PROBLEM TO WORK ON ->
Every line below that contains "Crypto" is to be copied.

Structured figure records:

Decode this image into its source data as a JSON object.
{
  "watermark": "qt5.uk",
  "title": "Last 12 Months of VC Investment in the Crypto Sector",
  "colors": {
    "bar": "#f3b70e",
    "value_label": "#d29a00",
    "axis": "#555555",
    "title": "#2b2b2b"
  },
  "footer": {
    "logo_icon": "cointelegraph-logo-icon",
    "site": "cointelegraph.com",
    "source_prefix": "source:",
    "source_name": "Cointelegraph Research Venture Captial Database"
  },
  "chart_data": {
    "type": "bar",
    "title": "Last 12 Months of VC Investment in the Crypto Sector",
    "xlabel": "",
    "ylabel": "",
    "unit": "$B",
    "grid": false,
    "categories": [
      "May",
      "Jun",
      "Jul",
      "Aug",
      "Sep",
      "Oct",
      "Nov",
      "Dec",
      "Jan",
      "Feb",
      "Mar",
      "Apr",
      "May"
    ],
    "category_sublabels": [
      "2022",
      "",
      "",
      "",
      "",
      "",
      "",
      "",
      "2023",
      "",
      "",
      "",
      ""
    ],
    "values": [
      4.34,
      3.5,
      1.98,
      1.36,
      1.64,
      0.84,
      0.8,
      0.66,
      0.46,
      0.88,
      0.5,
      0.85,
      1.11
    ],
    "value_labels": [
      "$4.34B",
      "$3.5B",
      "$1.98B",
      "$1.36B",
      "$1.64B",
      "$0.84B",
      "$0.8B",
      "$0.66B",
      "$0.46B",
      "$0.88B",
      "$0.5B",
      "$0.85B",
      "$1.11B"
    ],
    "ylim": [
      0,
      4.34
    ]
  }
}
--
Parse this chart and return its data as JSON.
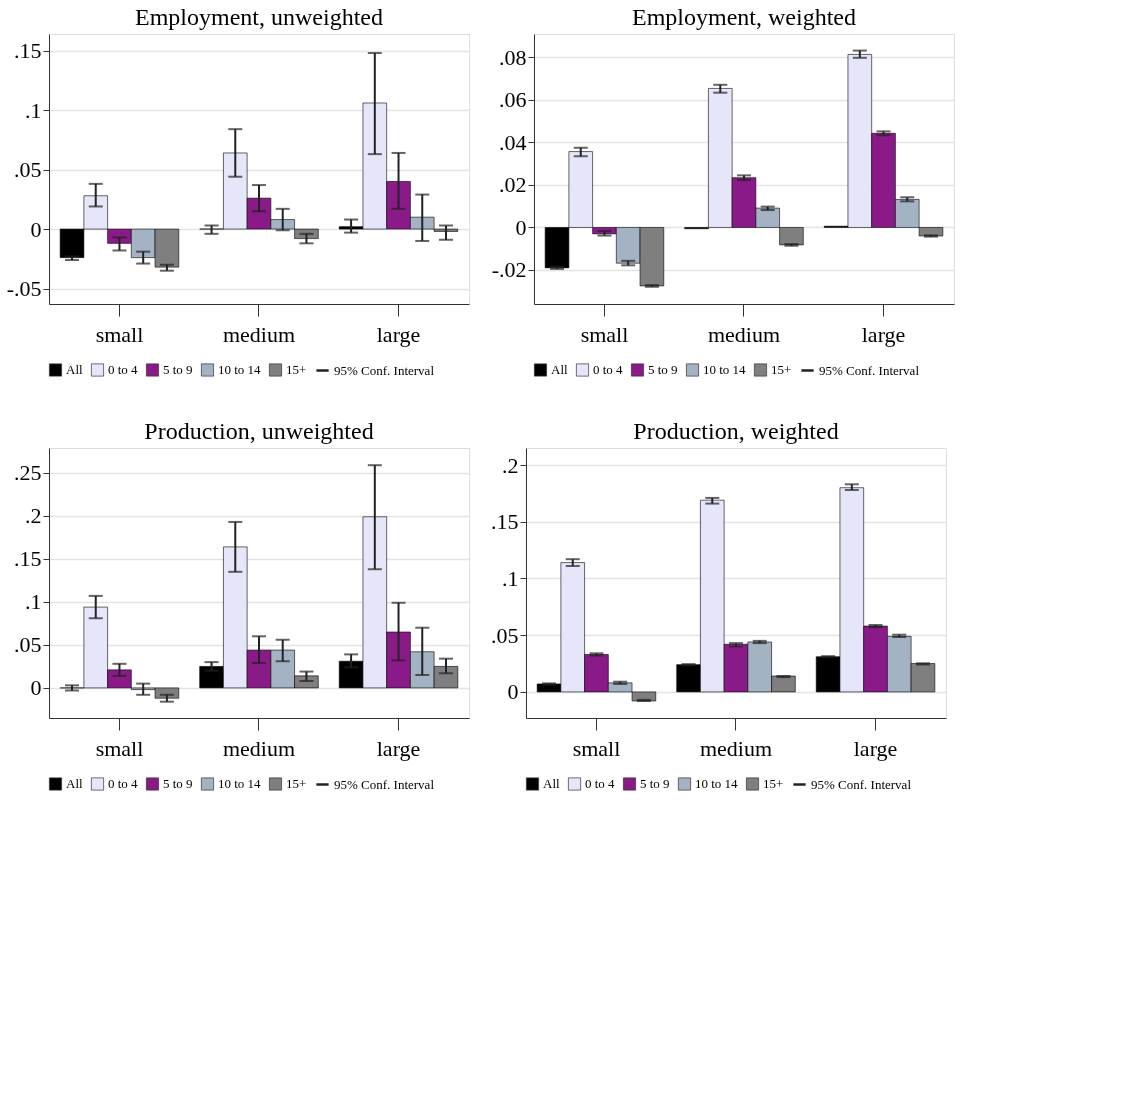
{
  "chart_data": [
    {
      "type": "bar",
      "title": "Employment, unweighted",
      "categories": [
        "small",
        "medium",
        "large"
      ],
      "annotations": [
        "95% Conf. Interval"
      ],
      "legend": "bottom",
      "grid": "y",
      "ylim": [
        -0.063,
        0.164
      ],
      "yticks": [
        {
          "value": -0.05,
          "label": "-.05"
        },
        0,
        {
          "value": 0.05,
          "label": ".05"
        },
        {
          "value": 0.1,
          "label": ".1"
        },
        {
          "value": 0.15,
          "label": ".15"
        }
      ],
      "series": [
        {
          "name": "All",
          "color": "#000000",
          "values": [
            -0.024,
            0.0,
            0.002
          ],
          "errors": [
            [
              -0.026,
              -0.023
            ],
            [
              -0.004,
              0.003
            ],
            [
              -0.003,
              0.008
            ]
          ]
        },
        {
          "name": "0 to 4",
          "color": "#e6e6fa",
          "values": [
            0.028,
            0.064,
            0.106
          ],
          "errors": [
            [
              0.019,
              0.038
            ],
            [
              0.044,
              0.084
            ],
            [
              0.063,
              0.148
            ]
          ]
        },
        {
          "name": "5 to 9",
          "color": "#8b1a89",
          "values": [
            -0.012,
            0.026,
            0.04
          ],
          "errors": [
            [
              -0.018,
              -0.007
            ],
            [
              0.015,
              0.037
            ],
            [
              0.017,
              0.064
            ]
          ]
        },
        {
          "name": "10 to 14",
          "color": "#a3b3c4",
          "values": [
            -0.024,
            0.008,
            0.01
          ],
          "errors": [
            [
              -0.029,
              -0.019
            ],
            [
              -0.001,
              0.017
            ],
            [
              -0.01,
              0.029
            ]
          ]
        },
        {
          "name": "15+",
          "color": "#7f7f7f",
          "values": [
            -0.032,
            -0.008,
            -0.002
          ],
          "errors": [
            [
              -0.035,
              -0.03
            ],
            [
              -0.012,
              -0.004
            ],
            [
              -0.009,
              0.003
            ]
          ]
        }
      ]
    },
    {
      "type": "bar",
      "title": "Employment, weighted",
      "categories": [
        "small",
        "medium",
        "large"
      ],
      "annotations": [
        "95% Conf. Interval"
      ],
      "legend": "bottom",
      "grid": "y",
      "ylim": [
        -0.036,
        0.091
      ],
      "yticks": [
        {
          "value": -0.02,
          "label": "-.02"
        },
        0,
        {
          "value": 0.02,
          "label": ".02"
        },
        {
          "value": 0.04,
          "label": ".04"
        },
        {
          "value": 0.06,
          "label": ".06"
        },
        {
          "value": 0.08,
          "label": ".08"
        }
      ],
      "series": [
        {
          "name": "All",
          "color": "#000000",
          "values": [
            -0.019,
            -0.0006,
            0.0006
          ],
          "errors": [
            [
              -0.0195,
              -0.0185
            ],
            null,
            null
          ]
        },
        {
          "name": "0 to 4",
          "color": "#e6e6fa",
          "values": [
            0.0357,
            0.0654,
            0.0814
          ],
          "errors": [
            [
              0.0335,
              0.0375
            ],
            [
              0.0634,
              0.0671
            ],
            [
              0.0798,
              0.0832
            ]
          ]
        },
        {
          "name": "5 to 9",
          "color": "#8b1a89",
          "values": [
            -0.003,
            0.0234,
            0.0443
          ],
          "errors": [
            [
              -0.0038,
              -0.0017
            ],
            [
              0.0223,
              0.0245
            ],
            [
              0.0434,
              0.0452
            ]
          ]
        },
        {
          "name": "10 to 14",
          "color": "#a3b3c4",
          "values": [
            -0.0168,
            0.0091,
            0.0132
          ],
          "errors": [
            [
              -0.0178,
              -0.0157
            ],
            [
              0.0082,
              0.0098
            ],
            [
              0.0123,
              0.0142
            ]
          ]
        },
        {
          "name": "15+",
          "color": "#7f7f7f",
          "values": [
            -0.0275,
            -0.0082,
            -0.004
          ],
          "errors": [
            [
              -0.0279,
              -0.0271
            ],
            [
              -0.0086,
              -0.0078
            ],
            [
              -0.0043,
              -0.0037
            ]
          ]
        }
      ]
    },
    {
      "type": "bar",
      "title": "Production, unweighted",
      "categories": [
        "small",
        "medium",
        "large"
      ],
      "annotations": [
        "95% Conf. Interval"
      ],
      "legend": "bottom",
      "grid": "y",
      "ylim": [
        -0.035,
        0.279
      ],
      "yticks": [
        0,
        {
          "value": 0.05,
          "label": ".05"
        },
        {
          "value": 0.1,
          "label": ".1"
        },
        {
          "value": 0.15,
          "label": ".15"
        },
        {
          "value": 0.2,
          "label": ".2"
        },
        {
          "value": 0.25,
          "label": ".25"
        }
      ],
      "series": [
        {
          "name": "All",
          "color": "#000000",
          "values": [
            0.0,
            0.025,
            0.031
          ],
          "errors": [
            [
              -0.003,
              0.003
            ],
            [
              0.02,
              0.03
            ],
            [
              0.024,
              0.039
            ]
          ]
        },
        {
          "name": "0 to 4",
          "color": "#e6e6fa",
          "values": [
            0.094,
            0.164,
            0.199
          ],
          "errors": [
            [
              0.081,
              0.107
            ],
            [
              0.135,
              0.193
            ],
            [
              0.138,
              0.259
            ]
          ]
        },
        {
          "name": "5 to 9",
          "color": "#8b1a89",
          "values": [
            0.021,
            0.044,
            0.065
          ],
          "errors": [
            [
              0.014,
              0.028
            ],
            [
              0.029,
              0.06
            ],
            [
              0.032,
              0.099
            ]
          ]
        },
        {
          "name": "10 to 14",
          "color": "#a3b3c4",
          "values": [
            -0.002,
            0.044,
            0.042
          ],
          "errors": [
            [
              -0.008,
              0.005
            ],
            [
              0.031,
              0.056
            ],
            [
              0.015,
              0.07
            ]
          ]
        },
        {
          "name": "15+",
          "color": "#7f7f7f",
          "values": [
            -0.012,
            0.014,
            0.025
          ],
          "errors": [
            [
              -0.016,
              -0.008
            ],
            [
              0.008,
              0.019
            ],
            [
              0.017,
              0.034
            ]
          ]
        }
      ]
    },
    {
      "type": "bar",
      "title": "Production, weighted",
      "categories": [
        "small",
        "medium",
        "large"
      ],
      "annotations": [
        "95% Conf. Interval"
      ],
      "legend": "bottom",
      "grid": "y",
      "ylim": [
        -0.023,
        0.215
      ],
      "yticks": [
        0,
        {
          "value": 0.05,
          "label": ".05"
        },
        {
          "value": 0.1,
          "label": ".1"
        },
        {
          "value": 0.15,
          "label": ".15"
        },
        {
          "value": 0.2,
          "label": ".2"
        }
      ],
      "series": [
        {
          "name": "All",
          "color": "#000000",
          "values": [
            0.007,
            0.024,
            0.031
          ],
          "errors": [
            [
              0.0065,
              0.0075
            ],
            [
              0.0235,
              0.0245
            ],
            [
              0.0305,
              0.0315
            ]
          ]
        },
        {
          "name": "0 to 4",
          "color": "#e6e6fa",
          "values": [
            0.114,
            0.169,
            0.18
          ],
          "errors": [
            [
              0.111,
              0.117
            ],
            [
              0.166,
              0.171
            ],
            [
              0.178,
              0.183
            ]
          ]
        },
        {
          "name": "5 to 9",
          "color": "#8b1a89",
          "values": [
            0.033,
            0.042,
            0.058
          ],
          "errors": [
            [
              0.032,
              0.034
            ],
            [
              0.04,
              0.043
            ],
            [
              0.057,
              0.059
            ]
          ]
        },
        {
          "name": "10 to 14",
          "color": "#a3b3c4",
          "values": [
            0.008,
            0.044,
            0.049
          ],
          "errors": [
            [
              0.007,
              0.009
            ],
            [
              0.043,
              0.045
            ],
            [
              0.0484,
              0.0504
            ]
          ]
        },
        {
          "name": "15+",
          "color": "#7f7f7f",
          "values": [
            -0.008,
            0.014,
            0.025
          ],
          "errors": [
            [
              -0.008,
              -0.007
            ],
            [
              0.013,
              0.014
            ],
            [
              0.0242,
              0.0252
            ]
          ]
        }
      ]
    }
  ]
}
* * *
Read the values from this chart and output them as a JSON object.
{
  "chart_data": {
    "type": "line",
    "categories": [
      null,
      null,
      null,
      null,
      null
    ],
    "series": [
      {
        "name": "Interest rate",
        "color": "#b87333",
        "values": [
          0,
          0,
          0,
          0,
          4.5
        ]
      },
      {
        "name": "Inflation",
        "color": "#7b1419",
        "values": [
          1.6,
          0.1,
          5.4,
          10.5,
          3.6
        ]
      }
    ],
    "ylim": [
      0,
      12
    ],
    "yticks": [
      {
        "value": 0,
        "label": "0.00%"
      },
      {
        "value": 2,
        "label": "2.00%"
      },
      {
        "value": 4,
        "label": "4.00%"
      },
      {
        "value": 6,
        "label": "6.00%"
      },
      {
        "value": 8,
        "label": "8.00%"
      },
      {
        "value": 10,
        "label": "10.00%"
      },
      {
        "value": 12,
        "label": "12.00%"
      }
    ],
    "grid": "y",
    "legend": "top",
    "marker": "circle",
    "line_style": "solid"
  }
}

WRITTEN SOLUTION ->
  "title": "Last 12 Months of VC Investment in the Crypto Sector",
    "title": "Last 12 Months of VC Investment in the Crypto Sector",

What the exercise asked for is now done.